Items from a data source:
----------

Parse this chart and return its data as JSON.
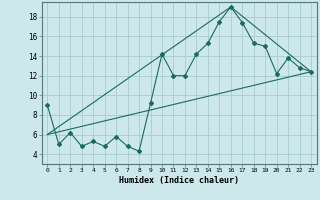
{
  "xlabel": "Humidex (Indice chaleur)",
  "bg_color": "#cce8ec",
  "grid_color": "#aacccc",
  "line_color": "#1a6b5a",
  "xlim": [
    -0.5,
    23.5
  ],
  "ylim": [
    3.0,
    19.5
  ],
  "yticks": [
    4,
    6,
    8,
    10,
    12,
    14,
    16,
    18
  ],
  "xticks": [
    0,
    1,
    2,
    3,
    4,
    5,
    6,
    7,
    8,
    9,
    10,
    11,
    12,
    13,
    14,
    15,
    16,
    17,
    18,
    19,
    20,
    21,
    22,
    23
  ],
  "series1_x": [
    0,
    1,
    2,
    3,
    4,
    5,
    6,
    7,
    8,
    9,
    10,
    11,
    12,
    13,
    14,
    15,
    16,
    17,
    18,
    19,
    20,
    21,
    22,
    23
  ],
  "series1_y": [
    9.0,
    5.0,
    6.2,
    4.8,
    5.3,
    4.8,
    5.8,
    4.8,
    4.3,
    9.2,
    14.2,
    12.0,
    12.0,
    14.2,
    15.3,
    17.5,
    19.0,
    17.4,
    15.3,
    15.0,
    12.2,
    13.8,
    12.8,
    12.4
  ],
  "series2_x": [
    0,
    23
  ],
  "series2_y": [
    6.0,
    12.4
  ],
  "series3_x": [
    0,
    16,
    23
  ],
  "series3_y": [
    6.0,
    19.0,
    12.4
  ]
}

----------

■ Exercise requirements ■
Transcribe the records above verbatim. Do not carry over any picture.

■ Result for this task ■
Parse this chart and return its data as JSON.
{
  "xlabel": "Humidex (Indice chaleur)",
  "bg_color": "#cce8ec",
  "grid_color": "#aacccc",
  "line_color": "#1a6b5a",
  "xlim": [
    -0.5,
    23.5
  ],
  "ylim": [
    3.0,
    19.5
  ],
  "yticks": [
    4,
    6,
    8,
    10,
    12,
    14,
    16,
    18
  ],
  "xticks": [
    0,
    1,
    2,
    3,
    4,
    5,
    6,
    7,
    8,
    9,
    10,
    11,
    12,
    13,
    14,
    15,
    16,
    17,
    18,
    19,
    20,
    21,
    22,
    23
  ],
  "series1_x": [
    0,
    1,
    2,
    3,
    4,
    5,
    6,
    7,
    8,
    9,
    10,
    11,
    12,
    13,
    14,
    15,
    16,
    17,
    18,
    19,
    20,
    21,
    22,
    23
  ],
  "series1_y": [
    9.0,
    5.0,
    6.2,
    4.8,
    5.3,
    4.8,
    5.8,
    4.8,
    4.3,
    9.2,
    14.2,
    12.0,
    12.0,
    14.2,
    15.3,
    17.5,
    19.0,
    17.4,
    15.3,
    15.0,
    12.2,
    13.8,
    12.8,
    12.4
  ],
  "series2_x": [
    0,
    23
  ],
  "series2_y": [
    6.0,
    12.4
  ],
  "series3_x": [
    0,
    16,
    23
  ],
  "series3_y": [
    6.0,
    19.0,
    12.4
  ]
}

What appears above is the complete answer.